Comb through the entries for "kind" and pull out each line that holds it.

• _Information supplied_:
----
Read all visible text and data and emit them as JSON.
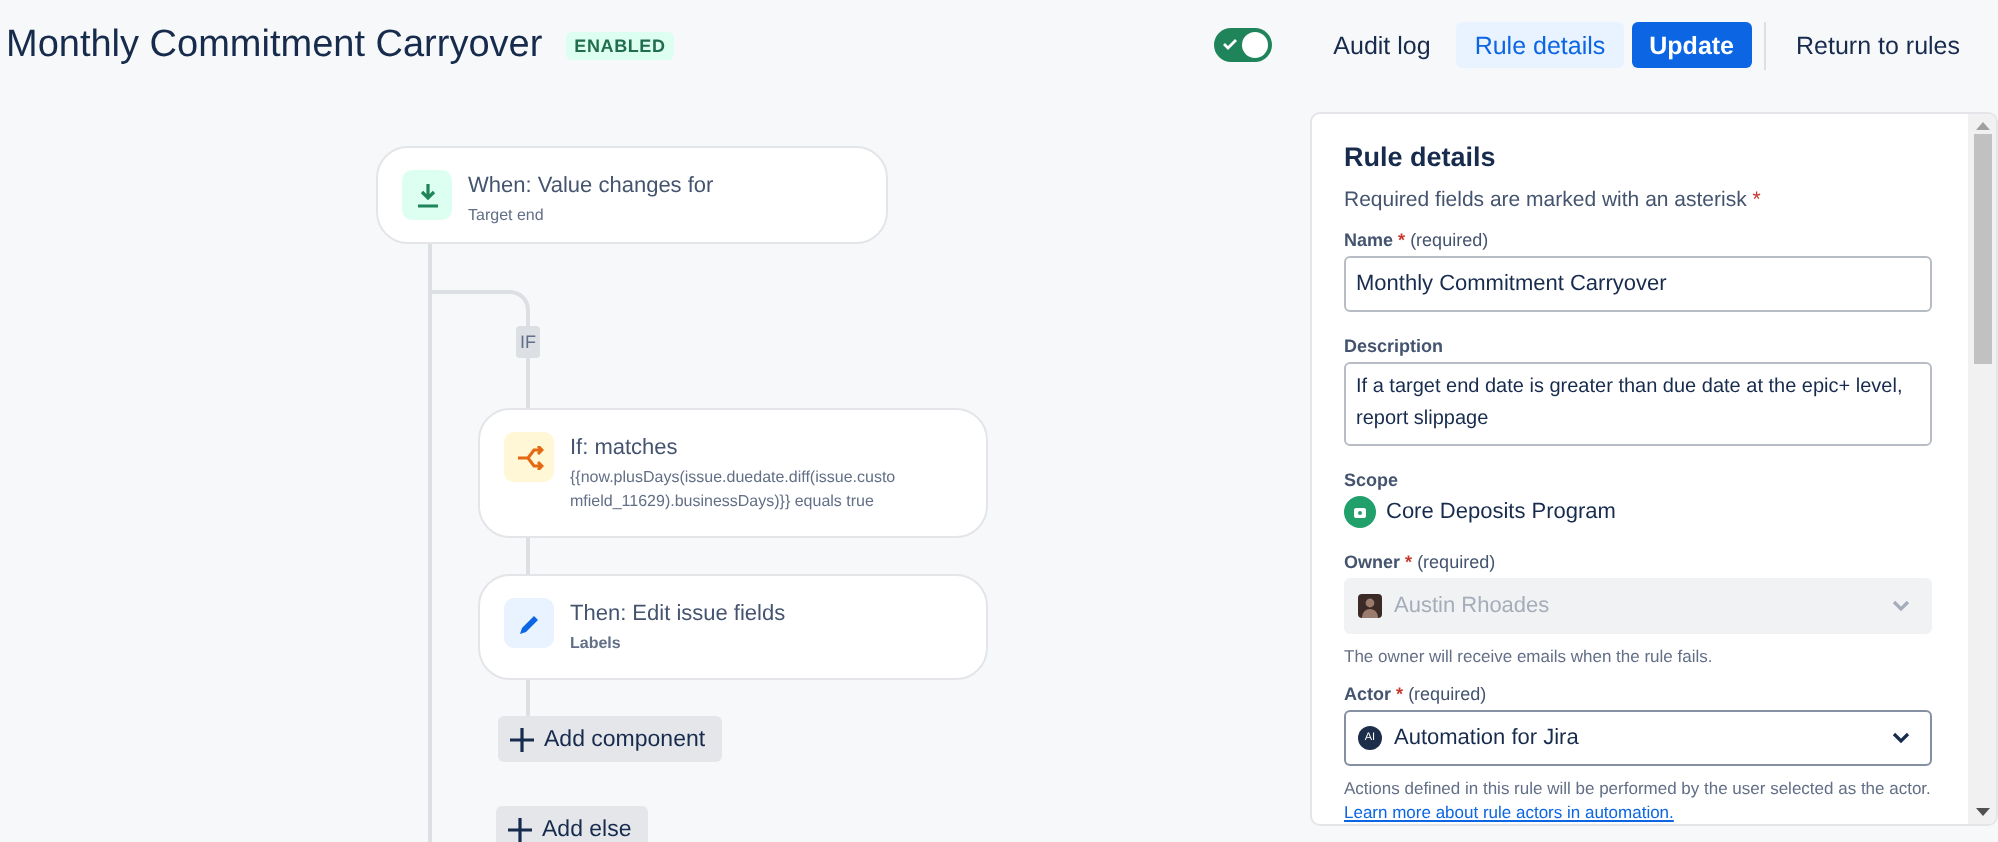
{
  "header": {
    "title": "Monthly Commitment Carryover",
    "status": "ENABLED",
    "toggle": {
      "on": true
    },
    "buttons": [
      {
        "label": "Audit log",
        "kind": "subtle"
      },
      {
        "label": "Rule details",
        "kind": "selected"
      },
      {
        "label": "Update",
        "kind": "primary"
      },
      {
        "label": "Return to rules",
        "kind": "link"
      }
    ]
  },
  "flow": {
    "trigger": {
      "title": "When: Value changes for",
      "subtitle": "Target end"
    },
    "branch_label": "IF",
    "steps": [
      {
        "kind": "condition",
        "title": "If: matches",
        "subtitle": "{{now.plusDays(issue.duedate.diff(issue.customfield_11629).businessDays)}} equals true"
      },
      {
        "kind": "action",
        "title": "Then: Edit issue fields",
        "subtitle": "Labels"
      }
    ],
    "actions": [
      "Add component",
      "Add else"
    ]
  },
  "panel": {
    "title": "Rule details",
    "note": "Required fields are marked with an asterisk",
    "note_mark": "*",
    "fields": [
      {
        "kind": "text",
        "label": "Name",
        "required_mark": "*",
        "hint": "(required)",
        "value": "Monthly Commitment Carryover"
      },
      {
        "kind": "textarea",
        "label": "Description",
        "value": "If a target end date is greater than due date at the epic+ level, report slippage"
      },
      {
        "kind": "scope",
        "label": "Scope",
        "value": "Core Deposits Program"
      },
      {
        "kind": "select",
        "label": "Owner",
        "required_mark": "*",
        "hint": "(required)",
        "value": "Austin Rhoades",
        "disabled": true,
        "help": "The owner will receive emails when the rule fails."
      },
      {
        "kind": "select",
        "label": "Actor",
        "required_mark": "*",
        "hint": "(required)",
        "value": "Automation for Jira",
        "disabled": false,
        "avatar_text": "AI",
        "help": "Actions defined in this rule will be performed by the user selected as the actor.",
        "help_link": "Learn more about rule actors in automation."
      }
    ]
  }
}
----
• _Correct output_:
        "kind": "subtle"
        "kind": "selected"
        "kind": "primary"
        "kind": "link"
        "kind": "condition",
        "kind": "action",
        "kind": "text",
        "kind": "textarea",
        "kind": "scope",
        "kind": "select",
        "kind": "select",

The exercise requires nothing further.